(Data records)

****************************************

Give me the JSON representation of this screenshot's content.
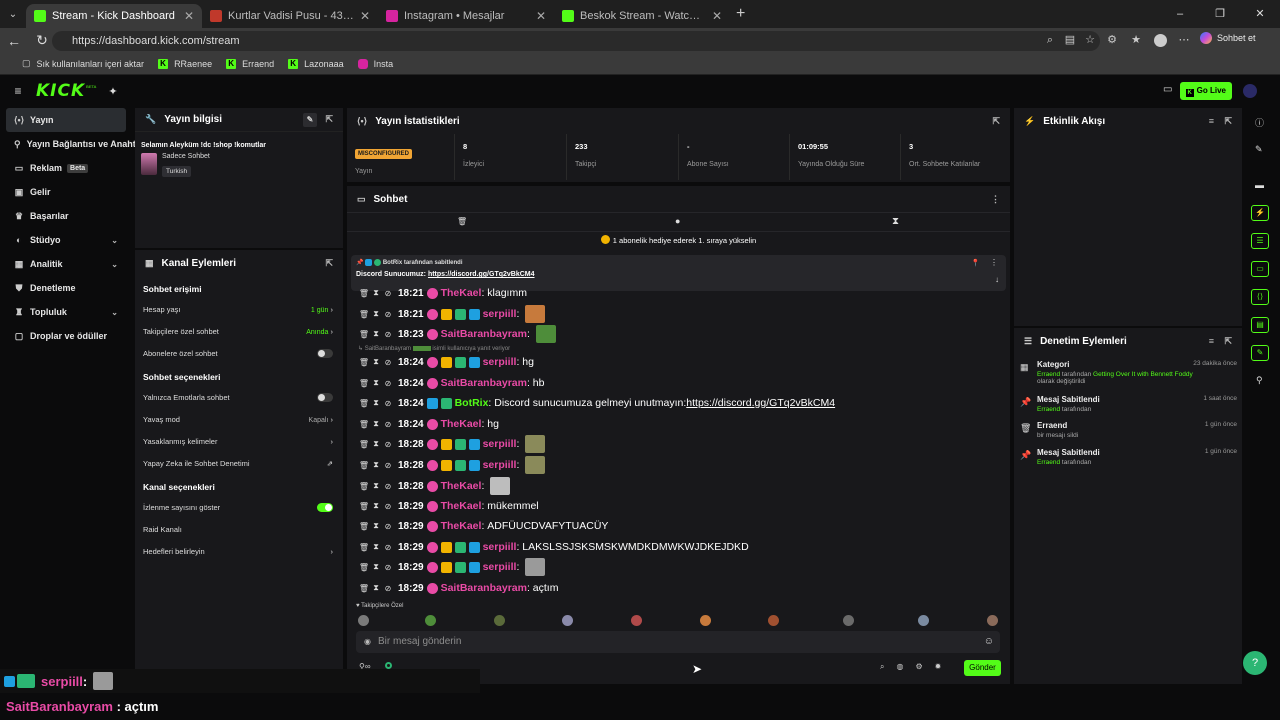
{
  "browser": {
    "tabs": [
      {
        "label": "Stream - Kick Dashboard",
        "active": true,
        "color": "#53fc18"
      },
      {
        "label": "Kurtlar Vadisi Pusu - 43. Bölüm FULL",
        "active": false,
        "color": "#c0392b"
      },
      {
        "label": "Instagram • Mesajlar",
        "active": false,
        "color": "#d6249f"
      },
      {
        "label": "Beskok Stream - Watch Live on Kick",
        "active": false,
        "color": "#53fc18"
      }
    ],
    "url": "https://dashboard.kick.com/stream",
    "profile_label": "Sohbet et",
    "bookmarks": [
      {
        "label": "Sık kullanılanları içeri aktar",
        "icon": "folder-icon"
      },
      {
        "label": "RRaenee",
        "icon": "kick-icon"
      },
      {
        "label": "Erraend",
        "icon": "kick-icon"
      },
      {
        "label": "Lazonaaa",
        "icon": "kick-icon"
      },
      {
        "label": "Insta",
        "icon": "instagram-icon"
      }
    ]
  },
  "header": {
    "logo": "KICK",
    "logo_sup": "BETA",
    "go_live": "Go Live"
  },
  "nav": {
    "items": [
      {
        "label": "Yayın",
        "icon": "stream-icon",
        "active": true
      },
      {
        "label": "Yayın Bağlantısı ve Anahtarı",
        "icon": "key-icon"
      },
      {
        "label": "Reklam",
        "icon": "ad-icon",
        "badge": "Beta"
      },
      {
        "label": "Gelir",
        "icon": "money-icon"
      },
      {
        "label": "Başarılar",
        "icon": "trophy-icon"
      },
      {
        "label": "Stüdyo",
        "icon": "studio-icon",
        "chevron": true
      },
      {
        "label": "Analitik",
        "icon": "chart-icon",
        "chevron": true
      },
      {
        "label": "Denetleme",
        "icon": "shield-icon"
      },
      {
        "label": "Topluluk",
        "icon": "community-icon",
        "chevron": true
      },
      {
        "label": "Droplar ve ödüller",
        "icon": "gift-icon"
      }
    ]
  },
  "stream_info": {
    "title": "Yayın bilgisi",
    "stream_title": "Selamın Aleyküm !dc !shop !komutlar",
    "category": "Sadece Sohbet",
    "language": "Turkish"
  },
  "channel_actions": {
    "title": "Kanal Eylemleri",
    "chat_access": "Sohbet erişimi",
    "account_age": "Hesap yaşı",
    "account_age_val": "1 gün",
    "followers_chat": "Takipçilere özel sohbet",
    "followers_chat_val": "Anında",
    "subs_chat": "Abonelere özel sohbet",
    "chat_options": "Sohbet seçenekleri",
    "emotes_only": "Yalnızca Emotlarla sohbet",
    "slow_mode": "Yavaş mod",
    "slow_mode_val": "Kapalı",
    "banned_words": "Yasaklanmış kelimeler",
    "ai_moderation": "Yapay Zeka ile Sohbet Denetimi",
    "channel_options": "Kanal seçenekleri",
    "show_views": "İzlenme sayısını göster",
    "raid": "Raid Kanalı",
    "goals": "Hedefleri belirleyin"
  },
  "stats": {
    "title": "Yayın İstatistikleri",
    "items": [
      {
        "value": "MISCONFIGURED",
        "label": "Yayın"
      },
      {
        "value": "8",
        "label": "İzleyici"
      },
      {
        "value": "233",
        "label": "Takipçi"
      },
      {
        "value": "-",
        "label": "Abone Sayısı"
      },
      {
        "value": "01:09:55",
        "label": "Yayında Olduğu Süre"
      },
      {
        "value": "3",
        "label": "Ort. Sohbete Katılanlar"
      }
    ]
  },
  "chat": {
    "title": "Sohbet",
    "gift_banner": "1 abonelik hediye ederek 1. sıraya yükselin",
    "pinned_by": "BotRix tarafından sabitlendi",
    "pinned_text": "Discord Sunucumuz: ",
    "pinned_link": "https://discord.gg/GTq2vBkCM4",
    "reply_hint_user": "SaitBaranbayram",
    "reply_hint_text": "isimli kullanıcıya yanıt veriyor",
    "messages": [
      {
        "time": "18:21",
        "user": "TheKael",
        "color": "#e94ba6",
        "text": "klagımm",
        "badges": [
          "bp"
        ]
      },
      {
        "time": "18:21",
        "user": "serpiill",
        "color": "#e94ba6",
        "text": "",
        "badges": [
          "bp",
          "by",
          "bg",
          "bb"
        ],
        "emote": "#c77a3c"
      },
      {
        "time": "18:23",
        "user": "SaitBaranbayram",
        "color": "#e94ba6",
        "text": "",
        "badges": [
          "bp"
        ],
        "emote": "#4e8d3a"
      },
      {
        "time": "18:24",
        "user": "serpiill",
        "color": "#e94ba6",
        "text": "hg",
        "badges": [
          "bp",
          "by",
          "bg",
          "bb"
        ]
      },
      {
        "time": "18:24",
        "user": "SaitBaranbayram",
        "color": "#e94ba6",
        "text": "hb",
        "badges": [
          "bp"
        ]
      },
      {
        "time": "18:24",
        "user": "BotRix",
        "color": "#53fc18",
        "text": "Discord sunucumuza gelmeyi unutmayın: ",
        "link": "https://discord.gg/GTq2vBkCM4",
        "badges": [
          "bb",
          "bg"
        ]
      },
      {
        "time": "18:24",
        "user": "TheKael",
        "color": "#e94ba6",
        "text": "hg",
        "badges": [
          "bp"
        ]
      },
      {
        "time": "18:28",
        "user": "serpiill",
        "color": "#e94ba6",
        "text": "",
        "badges": [
          "bp",
          "by",
          "bg",
          "bb"
        ],
        "emote": "#8a8a5a"
      },
      {
        "time": "18:28",
        "user": "serpiill",
        "color": "#e94ba6",
        "text": "",
        "badges": [
          "bp",
          "by",
          "bg",
          "bb"
        ],
        "emote": "#8a8a5a"
      },
      {
        "time": "18:28",
        "user": "TheKael",
        "color": "#e94ba6",
        "text": "",
        "badges": [
          "bp"
        ],
        "emote": "#bdbdbd"
      },
      {
        "time": "18:29",
        "user": "TheKael",
        "color": "#e94ba6",
        "text": "mükemmel",
        "badges": [
          "bp"
        ]
      },
      {
        "time": "18:29",
        "user": "TheKael",
        "color": "#e94ba6",
        "text": "ADFÜUCDVAFYTUACÜY",
        "badges": [
          "bp"
        ]
      },
      {
        "time": "18:29",
        "user": "serpiill",
        "color": "#e94ba6",
        "text": "LAKSLSSJSKSMSKWMDKDMWKWJDKEJDKD",
        "badges": [
          "bp",
          "by",
          "bg",
          "bb"
        ]
      },
      {
        "time": "18:29",
        "user": "serpiill",
        "color": "#e94ba6",
        "text": "",
        "badges": [
          "bp",
          "by",
          "bg",
          "bb"
        ],
        "emote": "#9a9a9a"
      },
      {
        "time": "18:29",
        "user": "SaitBaranbayram",
        "color": "#e94ba6",
        "text": "açtım",
        "badges": [
          "bp"
        ]
      }
    ],
    "followers_only": "Takipçilere Özel",
    "input_placeholder": "Bir mesaj gönderin",
    "send": "Gönder"
  },
  "activity": {
    "title": "Etkinlik Akışı"
  },
  "moderation": {
    "title": "Denetim Eylemleri",
    "items": [
      {
        "icon": "category-icon",
        "title": "Kategori",
        "actor": "Erraend",
        "mid": " tarafından ",
        "target": "Getting Over It with Bennett Foddy",
        "tail": " olarak değiştirildi",
        "time": "23 dakika önce"
      },
      {
        "icon": "pin-icon",
        "title": "Mesaj Sabitlendi",
        "actor": "Erraend",
        "mid": " tarafından",
        "target": "",
        "tail": "",
        "time": "1 saat önce"
      },
      {
        "icon": "trash-icon",
        "title": "Erraend",
        "actor": "",
        "mid": "bir mesajı sildi",
        "target": "",
        "tail": "",
        "time": "1 gün önce"
      },
      {
        "icon": "pin-icon",
        "title": "Mesaj Sabitlendi",
        "actor": "Erraend",
        "mid": " tarafından",
        "target": "",
        "tail": "",
        "time": "1 gün önce"
      }
    ]
  },
  "overlay": {
    "user1": "serpiill",
    "sep1": " :",
    "user2": "SaitBaranbayram",
    "sep2": " : ",
    "msg2": "açtım"
  }
}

****************************************

In how many lines of the data does the string "BotRix" appear? Give only the number.

> [OUTPUT OF THE EXERCISE] 2